AIM
Report every line below that holds the word "circiter".

MATERIAL TO PROCESS
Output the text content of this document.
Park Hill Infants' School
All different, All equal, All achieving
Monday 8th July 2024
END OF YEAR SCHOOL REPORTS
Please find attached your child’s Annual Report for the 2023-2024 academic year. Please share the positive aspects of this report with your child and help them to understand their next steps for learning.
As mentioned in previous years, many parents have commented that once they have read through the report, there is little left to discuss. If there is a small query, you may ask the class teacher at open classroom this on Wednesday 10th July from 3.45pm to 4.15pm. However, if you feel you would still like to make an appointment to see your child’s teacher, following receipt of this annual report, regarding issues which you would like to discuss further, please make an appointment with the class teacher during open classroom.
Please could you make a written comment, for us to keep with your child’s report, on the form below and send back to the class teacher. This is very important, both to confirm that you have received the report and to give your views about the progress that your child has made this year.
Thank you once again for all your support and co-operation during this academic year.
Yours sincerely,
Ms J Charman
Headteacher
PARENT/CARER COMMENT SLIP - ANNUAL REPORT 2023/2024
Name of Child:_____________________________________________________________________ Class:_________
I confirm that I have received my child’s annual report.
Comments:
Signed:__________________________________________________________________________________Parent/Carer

--

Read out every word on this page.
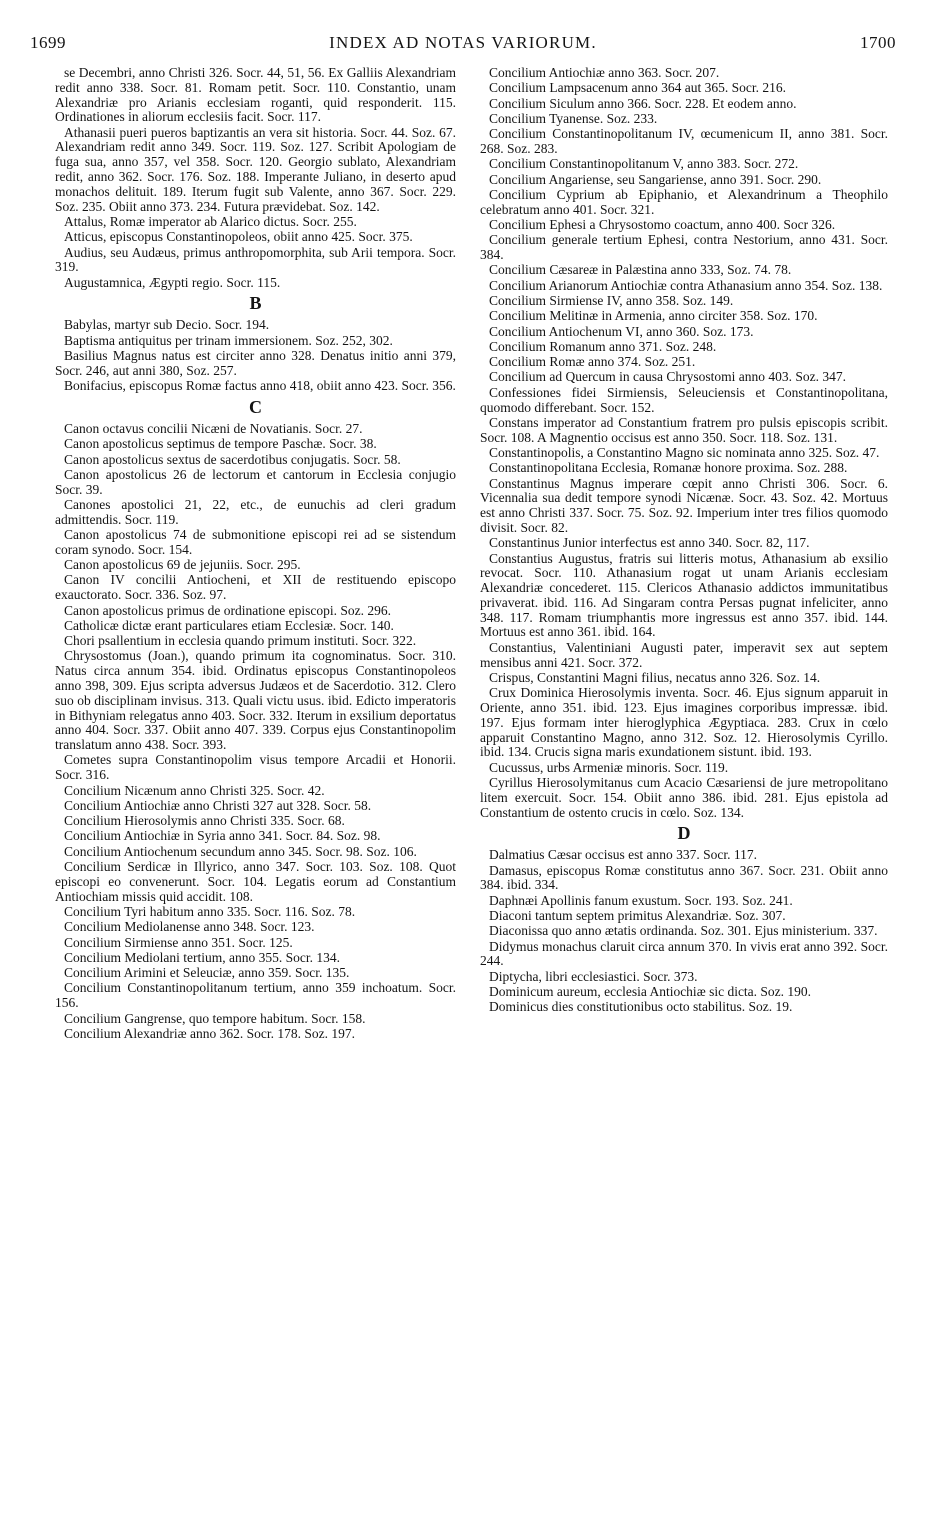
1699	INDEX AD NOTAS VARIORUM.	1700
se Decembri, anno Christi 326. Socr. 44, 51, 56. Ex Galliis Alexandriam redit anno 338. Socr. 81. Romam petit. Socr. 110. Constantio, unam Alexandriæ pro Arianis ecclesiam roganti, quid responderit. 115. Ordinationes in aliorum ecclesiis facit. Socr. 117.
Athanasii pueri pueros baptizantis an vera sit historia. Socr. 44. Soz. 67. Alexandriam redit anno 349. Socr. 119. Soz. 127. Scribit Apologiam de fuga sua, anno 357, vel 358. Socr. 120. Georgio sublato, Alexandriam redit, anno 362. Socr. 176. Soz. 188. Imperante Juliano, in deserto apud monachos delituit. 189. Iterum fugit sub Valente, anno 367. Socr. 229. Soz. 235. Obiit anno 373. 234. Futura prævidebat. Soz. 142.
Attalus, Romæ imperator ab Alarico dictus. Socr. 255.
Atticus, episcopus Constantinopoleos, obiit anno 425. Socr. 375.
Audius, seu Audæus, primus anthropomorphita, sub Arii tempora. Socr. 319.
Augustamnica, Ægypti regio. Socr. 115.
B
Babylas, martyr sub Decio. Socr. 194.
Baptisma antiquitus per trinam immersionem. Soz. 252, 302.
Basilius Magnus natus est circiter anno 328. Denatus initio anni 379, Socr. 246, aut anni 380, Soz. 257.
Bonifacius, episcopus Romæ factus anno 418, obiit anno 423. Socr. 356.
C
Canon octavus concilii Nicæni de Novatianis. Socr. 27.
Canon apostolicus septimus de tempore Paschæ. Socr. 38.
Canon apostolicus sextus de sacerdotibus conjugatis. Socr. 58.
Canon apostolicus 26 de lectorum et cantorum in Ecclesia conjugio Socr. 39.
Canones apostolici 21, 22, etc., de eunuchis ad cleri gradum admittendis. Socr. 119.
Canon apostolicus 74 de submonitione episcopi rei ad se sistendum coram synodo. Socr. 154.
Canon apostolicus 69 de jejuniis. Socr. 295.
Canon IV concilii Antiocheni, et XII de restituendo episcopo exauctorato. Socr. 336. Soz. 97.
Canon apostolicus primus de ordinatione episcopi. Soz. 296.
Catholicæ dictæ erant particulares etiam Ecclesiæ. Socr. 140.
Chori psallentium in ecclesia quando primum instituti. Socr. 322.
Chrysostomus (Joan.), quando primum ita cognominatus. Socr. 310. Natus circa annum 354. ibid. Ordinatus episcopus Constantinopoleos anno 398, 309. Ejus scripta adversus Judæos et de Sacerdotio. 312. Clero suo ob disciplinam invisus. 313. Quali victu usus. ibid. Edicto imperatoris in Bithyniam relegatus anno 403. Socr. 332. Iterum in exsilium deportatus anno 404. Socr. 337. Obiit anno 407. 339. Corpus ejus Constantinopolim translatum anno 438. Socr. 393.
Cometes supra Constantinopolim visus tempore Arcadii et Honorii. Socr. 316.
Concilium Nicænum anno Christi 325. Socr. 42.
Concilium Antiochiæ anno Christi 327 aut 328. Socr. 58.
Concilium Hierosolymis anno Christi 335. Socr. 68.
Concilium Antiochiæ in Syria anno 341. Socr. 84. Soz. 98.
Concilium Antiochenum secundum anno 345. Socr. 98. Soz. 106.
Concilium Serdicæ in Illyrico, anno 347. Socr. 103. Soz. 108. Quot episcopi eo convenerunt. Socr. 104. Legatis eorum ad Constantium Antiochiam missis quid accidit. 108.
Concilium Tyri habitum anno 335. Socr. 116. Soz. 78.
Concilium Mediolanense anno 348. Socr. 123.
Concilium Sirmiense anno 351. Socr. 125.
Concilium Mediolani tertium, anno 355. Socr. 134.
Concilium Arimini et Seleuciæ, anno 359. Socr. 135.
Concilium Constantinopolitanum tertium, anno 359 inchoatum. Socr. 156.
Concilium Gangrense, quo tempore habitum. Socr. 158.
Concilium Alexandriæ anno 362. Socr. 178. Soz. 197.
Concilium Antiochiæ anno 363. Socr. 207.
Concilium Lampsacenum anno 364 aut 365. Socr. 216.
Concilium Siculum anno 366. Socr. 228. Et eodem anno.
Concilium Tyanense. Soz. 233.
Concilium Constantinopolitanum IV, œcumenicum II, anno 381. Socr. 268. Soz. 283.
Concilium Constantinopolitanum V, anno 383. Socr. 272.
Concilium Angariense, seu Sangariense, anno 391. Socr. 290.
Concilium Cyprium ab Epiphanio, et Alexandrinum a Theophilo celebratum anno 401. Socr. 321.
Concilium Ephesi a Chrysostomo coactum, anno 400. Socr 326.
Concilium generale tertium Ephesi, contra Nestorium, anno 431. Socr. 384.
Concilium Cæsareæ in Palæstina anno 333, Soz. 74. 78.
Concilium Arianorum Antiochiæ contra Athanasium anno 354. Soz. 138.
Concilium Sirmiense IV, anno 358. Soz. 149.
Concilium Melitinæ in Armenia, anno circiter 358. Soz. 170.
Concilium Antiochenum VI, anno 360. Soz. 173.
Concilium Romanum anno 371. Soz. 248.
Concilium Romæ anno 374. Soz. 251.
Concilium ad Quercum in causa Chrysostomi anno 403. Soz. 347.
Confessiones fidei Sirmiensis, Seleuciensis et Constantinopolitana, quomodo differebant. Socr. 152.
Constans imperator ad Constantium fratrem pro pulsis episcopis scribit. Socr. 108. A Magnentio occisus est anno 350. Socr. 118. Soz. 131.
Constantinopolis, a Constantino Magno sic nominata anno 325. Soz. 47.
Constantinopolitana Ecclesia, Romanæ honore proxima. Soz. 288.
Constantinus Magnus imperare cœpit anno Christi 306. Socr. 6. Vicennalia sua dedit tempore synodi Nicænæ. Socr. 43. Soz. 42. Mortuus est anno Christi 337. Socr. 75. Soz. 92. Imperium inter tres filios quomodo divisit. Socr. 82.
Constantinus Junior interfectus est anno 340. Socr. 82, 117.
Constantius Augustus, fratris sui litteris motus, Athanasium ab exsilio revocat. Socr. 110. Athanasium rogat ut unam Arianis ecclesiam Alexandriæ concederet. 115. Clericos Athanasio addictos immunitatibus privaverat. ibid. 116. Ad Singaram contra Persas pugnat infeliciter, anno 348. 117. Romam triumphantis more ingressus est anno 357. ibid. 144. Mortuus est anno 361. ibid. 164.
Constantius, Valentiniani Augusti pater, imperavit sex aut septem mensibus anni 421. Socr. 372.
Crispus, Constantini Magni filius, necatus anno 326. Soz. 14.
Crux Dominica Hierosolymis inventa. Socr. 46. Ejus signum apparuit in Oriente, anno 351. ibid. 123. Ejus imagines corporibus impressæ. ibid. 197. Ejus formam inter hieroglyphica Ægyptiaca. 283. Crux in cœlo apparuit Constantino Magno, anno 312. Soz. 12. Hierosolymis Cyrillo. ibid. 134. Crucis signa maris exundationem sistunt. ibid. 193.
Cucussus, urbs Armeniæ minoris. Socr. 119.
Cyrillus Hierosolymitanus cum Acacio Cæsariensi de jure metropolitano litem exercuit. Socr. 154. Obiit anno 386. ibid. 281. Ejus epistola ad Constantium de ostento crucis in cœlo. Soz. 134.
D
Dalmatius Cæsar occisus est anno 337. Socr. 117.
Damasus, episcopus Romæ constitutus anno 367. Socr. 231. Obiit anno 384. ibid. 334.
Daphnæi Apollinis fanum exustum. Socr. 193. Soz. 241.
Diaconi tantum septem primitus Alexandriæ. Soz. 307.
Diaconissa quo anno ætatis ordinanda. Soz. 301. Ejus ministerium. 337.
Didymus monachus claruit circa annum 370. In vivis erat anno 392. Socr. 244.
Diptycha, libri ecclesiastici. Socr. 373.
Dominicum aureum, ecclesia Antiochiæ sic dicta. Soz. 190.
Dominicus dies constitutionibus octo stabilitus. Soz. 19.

==

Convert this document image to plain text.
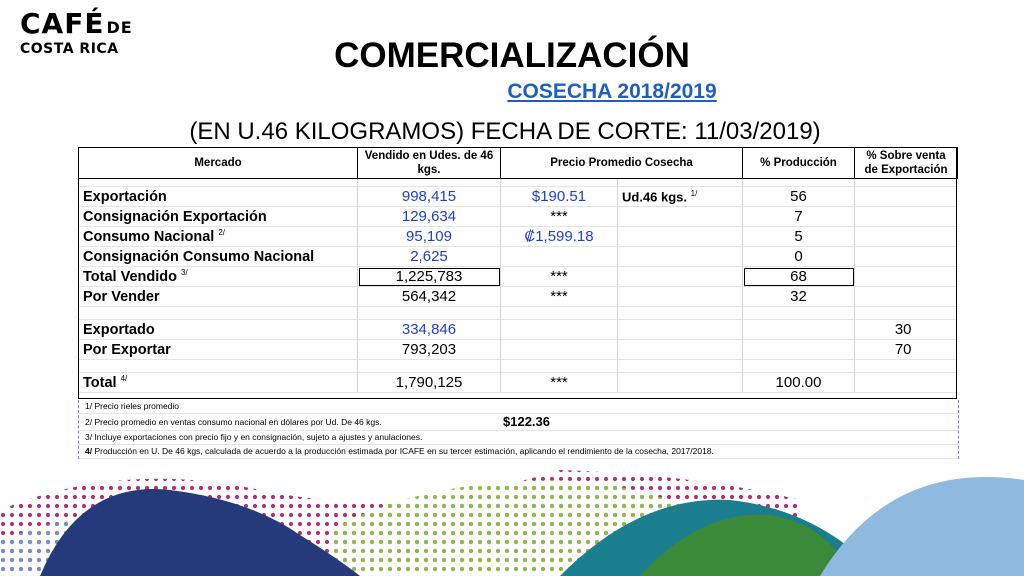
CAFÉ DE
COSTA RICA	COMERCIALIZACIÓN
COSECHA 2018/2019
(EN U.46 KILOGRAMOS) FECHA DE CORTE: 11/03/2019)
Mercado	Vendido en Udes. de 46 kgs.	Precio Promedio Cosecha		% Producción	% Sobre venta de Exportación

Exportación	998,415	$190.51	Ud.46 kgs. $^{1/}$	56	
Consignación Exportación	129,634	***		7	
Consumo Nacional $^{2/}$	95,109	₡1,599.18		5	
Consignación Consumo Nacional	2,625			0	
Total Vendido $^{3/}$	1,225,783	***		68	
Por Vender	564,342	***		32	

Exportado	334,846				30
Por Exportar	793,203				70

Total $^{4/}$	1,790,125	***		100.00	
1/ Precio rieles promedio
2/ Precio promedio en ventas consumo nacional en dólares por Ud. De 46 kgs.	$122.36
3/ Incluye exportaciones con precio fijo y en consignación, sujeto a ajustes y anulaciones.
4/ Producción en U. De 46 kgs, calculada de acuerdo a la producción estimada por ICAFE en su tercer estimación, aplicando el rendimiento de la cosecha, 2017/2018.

WRITTEN ANSWER
Basilius Magnus natus est circiter anno 328. Denatus initio anni 379, Socr. 246, aut anni 380, Soz. 257.
Concilium Melitinæ in Armenia, anno circiter 358. Soz. 170.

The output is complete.